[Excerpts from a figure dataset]
— BEGIN —
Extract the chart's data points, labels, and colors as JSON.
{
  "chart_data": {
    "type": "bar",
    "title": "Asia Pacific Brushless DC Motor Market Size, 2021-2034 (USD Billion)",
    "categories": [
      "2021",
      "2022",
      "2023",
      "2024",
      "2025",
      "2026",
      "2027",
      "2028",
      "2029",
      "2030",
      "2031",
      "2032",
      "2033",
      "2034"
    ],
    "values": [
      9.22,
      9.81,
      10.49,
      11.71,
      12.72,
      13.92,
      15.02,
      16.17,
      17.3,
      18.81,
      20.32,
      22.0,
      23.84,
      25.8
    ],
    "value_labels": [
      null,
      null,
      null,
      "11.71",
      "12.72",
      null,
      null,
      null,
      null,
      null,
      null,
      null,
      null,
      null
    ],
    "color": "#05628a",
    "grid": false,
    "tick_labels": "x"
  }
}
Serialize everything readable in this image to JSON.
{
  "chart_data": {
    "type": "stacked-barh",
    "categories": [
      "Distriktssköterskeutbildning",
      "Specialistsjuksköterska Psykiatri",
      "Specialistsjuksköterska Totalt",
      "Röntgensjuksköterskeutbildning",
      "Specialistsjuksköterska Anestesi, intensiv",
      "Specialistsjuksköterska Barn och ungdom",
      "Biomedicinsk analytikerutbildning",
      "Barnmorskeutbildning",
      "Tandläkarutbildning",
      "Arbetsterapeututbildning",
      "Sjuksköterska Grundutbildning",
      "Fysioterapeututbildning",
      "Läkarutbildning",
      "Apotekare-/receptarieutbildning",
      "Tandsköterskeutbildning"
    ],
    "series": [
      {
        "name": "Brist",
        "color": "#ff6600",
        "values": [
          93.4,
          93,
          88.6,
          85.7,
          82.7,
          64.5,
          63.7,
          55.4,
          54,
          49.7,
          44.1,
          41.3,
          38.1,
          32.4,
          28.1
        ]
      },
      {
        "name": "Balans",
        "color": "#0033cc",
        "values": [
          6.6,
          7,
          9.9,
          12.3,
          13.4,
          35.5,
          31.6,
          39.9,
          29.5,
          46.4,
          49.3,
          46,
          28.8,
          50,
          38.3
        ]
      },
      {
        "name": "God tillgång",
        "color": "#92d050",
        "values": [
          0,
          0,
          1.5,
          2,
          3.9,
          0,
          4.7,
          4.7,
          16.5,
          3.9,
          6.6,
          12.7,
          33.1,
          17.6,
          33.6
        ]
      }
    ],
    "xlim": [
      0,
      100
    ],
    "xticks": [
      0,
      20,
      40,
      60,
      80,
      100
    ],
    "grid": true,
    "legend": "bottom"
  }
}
— END —
## What to produce
Print the material once more, exactly.

## Response to the exercise
Extract the chart's data points, labels, and colors as JSON.
{
  "chart_data": {
    "type": "bar",
    "title": "Asia Pacific Brushless DC Motor Market Size, 2021-2034 (USD Billion)",
    "categories": [
      "2021",
      "2022",
      "2023",
      "2024",
      "2025",
      "2026",
      "2027",
      "2028",
      "2029",
      "2030",
      "2031",
      "2032",
      "2033",
      "2034"
    ],
    "values": [
      9.22,
      9.81,
      10.49,
      11.71,
      12.72,
      13.92,
      15.02,
      16.17,
      17.3,
      18.81,
      20.32,
      22.0,
      23.84,
      25.8
    ],
    "value_labels": [
      null,
      null,
      null,
      "11.71",
      "12.72",
      null,
      null,
      null,
      null,
      null,
      null,
      null,
      null,
      null
    ],
    "color": "#05628a",
    "grid": false,
    "tick_labels": "x"
  }
}
Serialize everything readable in this image to JSON.
{
  "chart_data": {
    "type": "stacked-barh",
    "categories": [
      "Distriktssköterskeutbildning",
      "Specialistsjuksköterska Psykiatri",
      "Specialistsjuksköterska Totalt",
      "Röntgensjuksköterskeutbildning",
      "Specialistsjuksköterska Anestesi, intensiv",
      "Specialistsjuksköterska Barn och ungdom",
      "Biomedicinsk analytikerutbildning",
      "Barnmorskeutbildning",
      "Tandläkarutbildning",
      "Arbetsterapeututbildning",
      "Sjuksköterska Grundutbildning",
      "Fysioterapeututbildning",
      "Läkarutbildning",
      "Apotekare-/receptarieutbildning",
      "Tandsköterskeutbildning"
    ],
    "series": [
      {
        "name": "Brist",
        "color": "#ff6600",
        "values": [
          93.4,
          93,
          88.6,
          85.7,
          82.7,
          64.5,
          63.7,
          55.4,
          54,
          49.7,
          44.1,
          41.3,
          38.1,
          32.4,
          28.1
        ]
      },
      {
        "name": "Balans",
        "color": "#0033cc",
        "values": [
          6.6,
          7,
          9.9,
          12.3,
          13.4,
          35.5,
          31.6,
          39.9,
          29.5,
          46.4,
          49.3,
          46,
          28.8,
          50,
          38.3
        ]
      },
      {
        "name": "God tillgång",
        "color": "#92d050",
        "values": [
          0,
          0,
          1.5,
          2,
          3.9,
          0,
          4.7,
          4.7,
          16.5,
          3.9,
          6.6,
          12.7,
          33.1,
          17.6,
          33.6
        ]
      }
    ],
    "xlim": [
      0,
      100
    ],
    "xticks": [
      0,
      20,
      40,
      60,
      80,
      100
    ],
    "grid": true,
    "legend": "bottom"
  }
}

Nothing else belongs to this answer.